§ Instructions for the task
Provide the number of lines where the word "title" occurs, and no other text.

§ Data to process
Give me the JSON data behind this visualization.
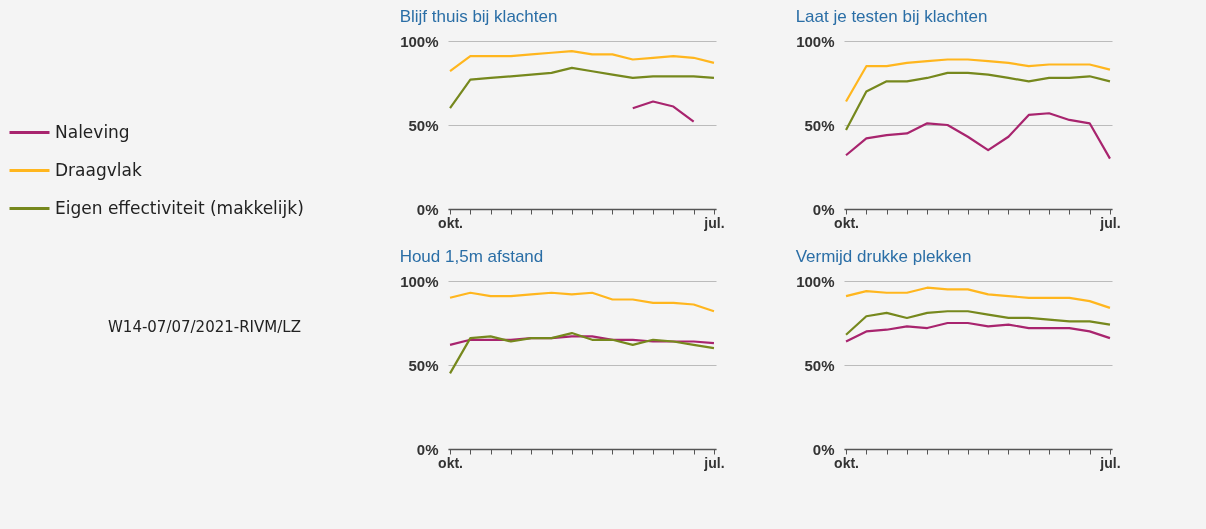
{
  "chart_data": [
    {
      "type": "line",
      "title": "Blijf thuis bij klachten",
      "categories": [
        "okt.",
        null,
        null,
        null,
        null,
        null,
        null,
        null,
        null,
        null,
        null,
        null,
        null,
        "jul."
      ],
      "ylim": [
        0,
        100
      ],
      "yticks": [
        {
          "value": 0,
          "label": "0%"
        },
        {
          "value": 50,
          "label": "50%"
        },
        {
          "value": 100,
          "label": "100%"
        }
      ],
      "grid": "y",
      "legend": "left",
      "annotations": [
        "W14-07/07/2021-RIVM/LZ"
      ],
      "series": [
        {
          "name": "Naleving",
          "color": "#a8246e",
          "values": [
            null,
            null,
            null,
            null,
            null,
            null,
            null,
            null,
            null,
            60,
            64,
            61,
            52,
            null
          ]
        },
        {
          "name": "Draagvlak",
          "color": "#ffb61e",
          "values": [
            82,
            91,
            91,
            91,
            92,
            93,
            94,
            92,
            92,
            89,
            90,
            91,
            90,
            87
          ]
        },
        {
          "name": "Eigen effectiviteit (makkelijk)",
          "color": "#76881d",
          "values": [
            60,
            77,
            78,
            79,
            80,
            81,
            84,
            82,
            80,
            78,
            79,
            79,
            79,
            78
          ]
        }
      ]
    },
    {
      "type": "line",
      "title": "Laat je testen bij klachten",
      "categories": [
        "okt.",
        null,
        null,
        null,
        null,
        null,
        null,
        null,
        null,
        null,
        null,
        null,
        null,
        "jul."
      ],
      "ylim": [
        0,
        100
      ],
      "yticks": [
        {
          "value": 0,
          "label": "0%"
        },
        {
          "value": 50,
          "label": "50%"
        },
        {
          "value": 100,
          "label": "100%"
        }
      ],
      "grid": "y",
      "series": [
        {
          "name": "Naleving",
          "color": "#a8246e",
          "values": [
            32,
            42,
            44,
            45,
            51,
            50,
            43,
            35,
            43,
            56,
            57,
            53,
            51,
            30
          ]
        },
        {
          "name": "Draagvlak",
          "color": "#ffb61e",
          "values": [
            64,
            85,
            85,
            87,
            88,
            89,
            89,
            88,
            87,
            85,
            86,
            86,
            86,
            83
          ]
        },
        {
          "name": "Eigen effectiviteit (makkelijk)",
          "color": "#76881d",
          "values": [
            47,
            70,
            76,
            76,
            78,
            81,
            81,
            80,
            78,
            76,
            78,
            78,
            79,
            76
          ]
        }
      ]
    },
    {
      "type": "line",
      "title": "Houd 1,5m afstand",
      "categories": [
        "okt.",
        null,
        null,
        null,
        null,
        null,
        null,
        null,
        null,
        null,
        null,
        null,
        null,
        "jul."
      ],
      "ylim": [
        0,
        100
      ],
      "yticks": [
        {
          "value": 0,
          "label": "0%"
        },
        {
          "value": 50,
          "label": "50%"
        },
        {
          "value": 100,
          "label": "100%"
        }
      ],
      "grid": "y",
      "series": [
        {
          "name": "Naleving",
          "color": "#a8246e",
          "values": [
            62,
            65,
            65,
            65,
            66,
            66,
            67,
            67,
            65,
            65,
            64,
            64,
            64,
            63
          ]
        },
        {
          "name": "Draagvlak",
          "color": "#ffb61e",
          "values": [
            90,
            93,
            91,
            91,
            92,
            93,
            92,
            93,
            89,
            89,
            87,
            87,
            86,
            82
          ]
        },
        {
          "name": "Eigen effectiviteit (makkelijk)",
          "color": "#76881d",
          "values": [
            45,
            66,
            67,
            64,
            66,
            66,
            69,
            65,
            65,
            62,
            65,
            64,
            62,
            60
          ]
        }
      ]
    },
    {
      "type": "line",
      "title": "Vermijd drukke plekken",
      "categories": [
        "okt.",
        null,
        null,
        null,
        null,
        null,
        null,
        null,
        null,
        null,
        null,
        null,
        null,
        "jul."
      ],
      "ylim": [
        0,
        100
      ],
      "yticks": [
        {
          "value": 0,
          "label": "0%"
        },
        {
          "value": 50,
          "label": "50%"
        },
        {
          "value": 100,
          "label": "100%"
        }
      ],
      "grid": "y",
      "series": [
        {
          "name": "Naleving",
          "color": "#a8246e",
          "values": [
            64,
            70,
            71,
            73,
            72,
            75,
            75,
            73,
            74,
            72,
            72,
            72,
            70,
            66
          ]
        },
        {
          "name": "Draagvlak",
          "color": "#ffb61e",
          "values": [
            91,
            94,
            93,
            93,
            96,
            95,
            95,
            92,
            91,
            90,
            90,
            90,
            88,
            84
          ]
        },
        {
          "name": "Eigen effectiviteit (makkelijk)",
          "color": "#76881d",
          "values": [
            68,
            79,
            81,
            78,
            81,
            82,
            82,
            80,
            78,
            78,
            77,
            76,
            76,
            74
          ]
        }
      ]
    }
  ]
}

§ Answer to the problem
4